→ **PROBLEM REQUIREMENTS**
No pictures are to be included when the entries below are reproduced exactly.

■ ■ ■ ■

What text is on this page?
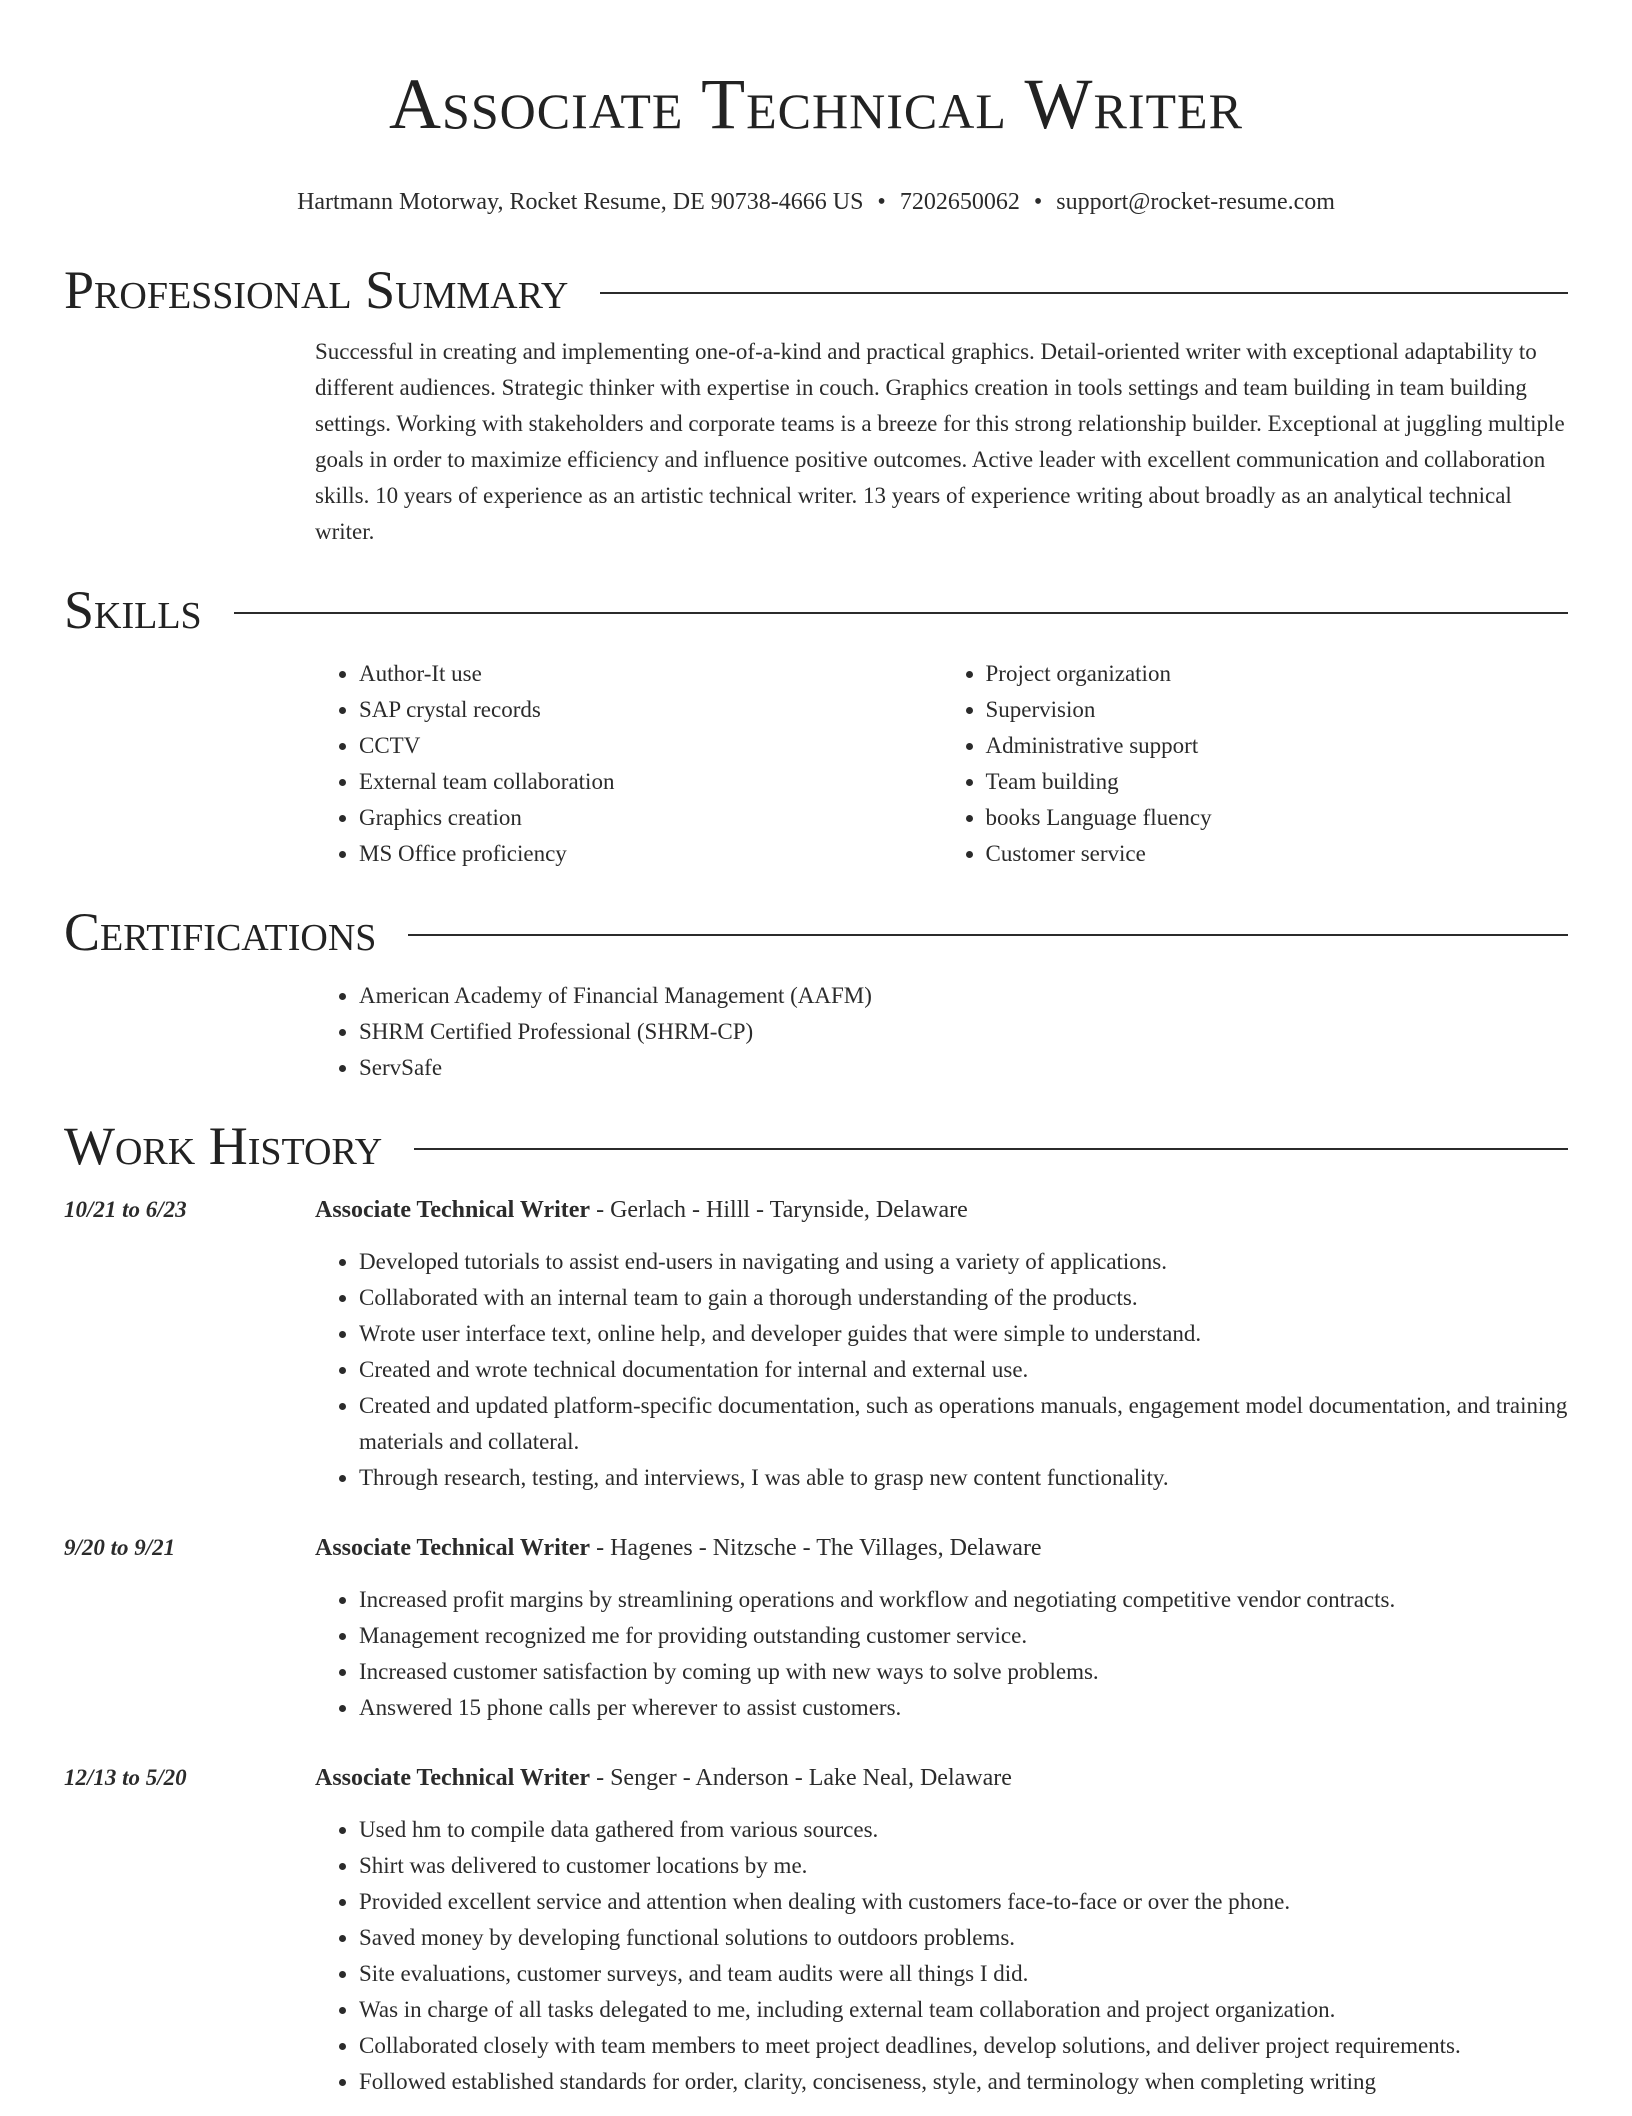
Associate Technical Writer
Hartmann Motorway, Rocket Resume, DE 90738-4666 US • 7202650062 • support@rocket-resume.com
Professional Summary
Successful in creating and implementing one-of-a-kind and practical graphics. Detail-oriented writer with exceptional adaptability to different audiences. Strategic thinker with expertise in couch. Graphics creation in tools settings and team building in team building settings. Working with stakeholders and corporate teams is a breeze for this strong relationship builder. Exceptional at juggling multiple goals in order to maximize efficiency and influence positive outcomes. Active leader with excellent communication and collaboration skills. 10 years of experience as an artistic technical writer. 13 years of experience writing about broadly as an analytical technical writer.
Skills
• Author-It use
• SAP crystal records
• CCTV
• External team collaboration
• Graphics creation
• MS Office proficiency
• Project organization
• Supervision
• Administrative support
• Team building
• books Language fluency
• Customer service
Certifications
• American Academy of Financial Management (AAFM)
• SHRM Certified Professional (SHRM-CP)
• ServSafe
Work History
10/21 to 6/23	Associate Technical Writer - Gerlach - Hilll - Tarynside, Delaware
• Developed tutorials to assist end-users in navigating and using a variety of applications.
• Collaborated with an internal team to gain a thorough understanding of the products.
• Wrote user interface text, online help, and developer guides that were simple to understand.
• Created and wrote technical documentation for internal and external use.
• Created and updated platform-specific documentation, such as operations manuals, engagement model documentation, and training materials and collateral.
• Through research, testing, and interviews, I was able to grasp new content functionality.
9/20 to 9/21	Associate Technical Writer - Hagenes - Nitzsche - The Villages, Delaware
• Increased profit margins by streamlining operations and workflow and negotiating competitive vendor contracts.
• Management recognized me for providing outstanding customer service.
• Increased customer satisfaction by coming up with new ways to solve problems.
• Answered 15 phone calls per wherever to assist customers.
12/13 to 5/20	Associate Technical Writer - Senger - Anderson - Lake Neal, Delaware
• Used hm to compile data gathered from various sources.
• Shirt was delivered to customer locations by me.
• Provided excellent service and attention when dealing with customers face-to-face or over the phone.
• Saved money by developing functional solutions to outdoors problems.
• Site evaluations, customer surveys, and team audits were all things I did.
• Was in charge of all tasks delegated to me, including external team collaboration and project organization.
• Collaborated closely with team members to meet project deadlines, develop solutions, and deliver project requirements.
• Followed established standards for order, clarity, conciseness, style, and terminology when completing writing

■ ■ ■ ■

→ **RESPONSE TO THIS EXERCISE**
What text is on this page?
Associate Technical Writer
Hartmann Motorway, Rocket Resume, DE 90738-4666 US • 7202650062 • support@rocket-resume.com
Professional Summary
Successful in creating and implementing one-of-a-kind and practical graphics. Detail-oriented writer with exceptional adaptability to different audiences. Strategic thinker with expertise in couch. Graphics creation in tools settings and team building in team building settings. Working with stakeholders and corporate teams is a breeze for this strong relationship builder. Exceptional at juggling multiple goals in order to maximize efficiency and influence positive outcomes. Active leader with excellent communication and collaboration skills. 10 years of experience as an artistic technical writer. 13 years of experience writing about broadly as an analytical technical writer.
Skills
• Author-It use
• SAP crystal records
• CCTV
• External team collaboration
• Graphics creation
• MS Office proficiency
• Project organization
• Supervision
• Administrative support
• Team building
• books Language fluency
• Customer service
Certifications
• American Academy of Financial Management (AAFM)
• SHRM Certified Professional (SHRM-CP)
• ServSafe
Work History
10/21 to 6/23	Associate Technical Writer - Gerlach - Hilll - Tarynside, Delaware
• Developed tutorials to assist end-users in navigating and using a variety of applications.
• Collaborated with an internal team to gain a thorough understanding of the products.
• Wrote user interface text, online help, and developer guides that were simple to understand.
• Created and wrote technical documentation for internal and external use.
• Created and updated platform-specific documentation, such as operations manuals, engagement model documentation, and training materials and collateral.
• Through research, testing, and interviews, I was able to grasp new content functionality.
9/20 to 9/21	Associate Technical Writer - Hagenes - Nitzsche - The Villages, Delaware
• Increased profit margins by streamlining operations and workflow and negotiating competitive vendor contracts.
• Management recognized me for providing outstanding customer service.
• Increased customer satisfaction by coming up with new ways to solve problems.
• Answered 15 phone calls per wherever to assist customers.
12/13 to 5/20	Associate Technical Writer - Senger - Anderson - Lake Neal, Delaware
• Used hm to compile data gathered from various sources.
• Shirt was delivered to customer locations by me.
• Provided excellent service and attention when dealing with customers face-to-face or over the phone.
• Saved money by developing functional solutions to outdoors problems.
• Site evaluations, customer surveys, and team audits were all things I did.
• Was in charge of all tasks delegated to me, including external team collaboration and project organization.
• Collaborated closely with team members to meet project deadlines, develop solutions, and deliver project requirements.
• Followed established standards for order, clarity, conciseness, style, and terminology when completing writing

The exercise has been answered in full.